Written exercise - Images do not belong in the copy. Retype all the entries below exactly.

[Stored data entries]
□ □ □ □ □

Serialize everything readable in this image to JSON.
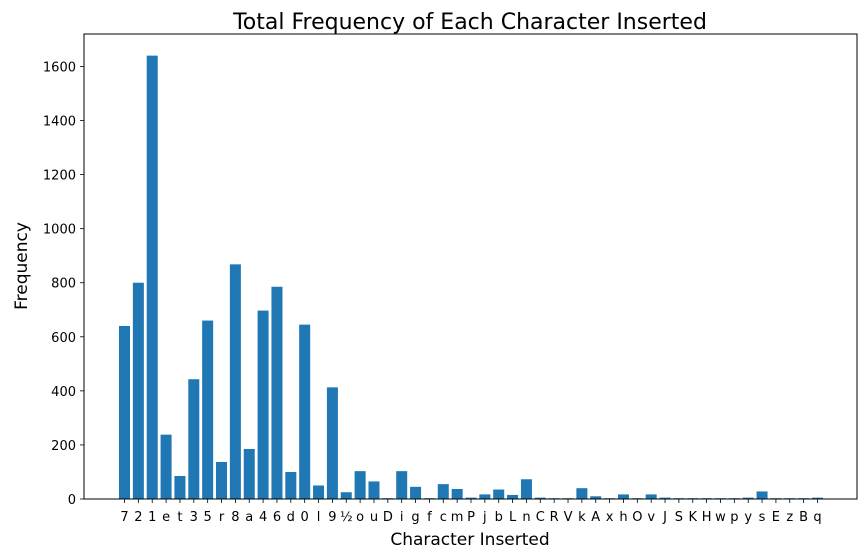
{
  "chart_data": {
    "type": "bar",
    "title": "Total Frequency of Each Character Inserted",
    "xlabel": "Character Inserted",
    "ylabel": "Frequency",
    "ylim": [
      0,
      1720
    ],
    "yticks": [
      0,
      200,
      400,
      600,
      800,
      1000,
      1200,
      1400,
      1600
    ],
    "grid": false,
    "bar_color": "#1f77b4",
    "categories": [
      "7",
      "2",
      "1",
      "e",
      "t",
      "3",
      "5",
      "r",
      "8",
      "a",
      "4",
      "6",
      "d",
      "0",
      "l",
      "9",
      "½",
      "o",
      "u",
      "D",
      "i",
      "g",
      "f",
      "c",
      "m",
      "P",
      "j",
      "b",
      "L",
      "n",
      "C",
      "R",
      "V",
      "k",
      "A",
      "x",
      "h",
      "O",
      "v",
      "J",
      "S",
      "K",
      "H",
      "w",
      "p",
      "y",
      "s",
      "E",
      "z",
      "B",
      "q"
    ],
    "values": [
      640,
      800,
      1640,
      238,
      85,
      443,
      660,
      137,
      868,
      185,
      697,
      785,
      100,
      645,
      50,
      413,
      25,
      103,
      65,
      3,
      103,
      45,
      3,
      55,
      37,
      5,
      17,
      35,
      15,
      73,
      5,
      3,
      3,
      40,
      10,
      3,
      17,
      3,
      17,
      5,
      3,
      3,
      3,
      3,
      3,
      5,
      28,
      3,
      3,
      3,
      5
    ]
  }
}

□ □ □ □ □

Result for this task -
Serialize everything readable in this image to JSON.
{
  "chart_data": {
    "type": "bar",
    "title": "Total Frequency of Each Character Inserted",
    "xlabel": "Character Inserted",
    "ylabel": "Frequency",
    "ylim": [
      0,
      1720
    ],
    "yticks": [
      0,
      200,
      400,
      600,
      800,
      1000,
      1200,
      1400,
      1600
    ],
    "grid": false,
    "bar_color": "#1f77b4",
    "categories": [
      "7",
      "2",
      "1",
      "e",
      "t",
      "3",
      "5",
      "r",
      "8",
      "a",
      "4",
      "6",
      "d",
      "0",
      "l",
      "9",
      "½",
      "o",
      "u",
      "D",
      "i",
      "g",
      "f",
      "c",
      "m",
      "P",
      "j",
      "b",
      "L",
      "n",
      "C",
      "R",
      "V",
      "k",
      "A",
      "x",
      "h",
      "O",
      "v",
      "J",
      "S",
      "K",
      "H",
      "w",
      "p",
      "y",
      "s",
      "E",
      "z",
      "B",
      "q"
    ],
    "values": [
      640,
      800,
      1640,
      238,
      85,
      443,
      660,
      137,
      868,
      185,
      697,
      785,
      100,
      645,
      50,
      413,
      25,
      103,
      65,
      3,
      103,
      45,
      3,
      55,
      37,
      5,
      17,
      35,
      15,
      73,
      5,
      3,
      3,
      40,
      10,
      3,
      17,
      3,
      17,
      5,
      3,
      3,
      3,
      3,
      3,
      5,
      28,
      3,
      3,
      3,
      5
    ]
  }
}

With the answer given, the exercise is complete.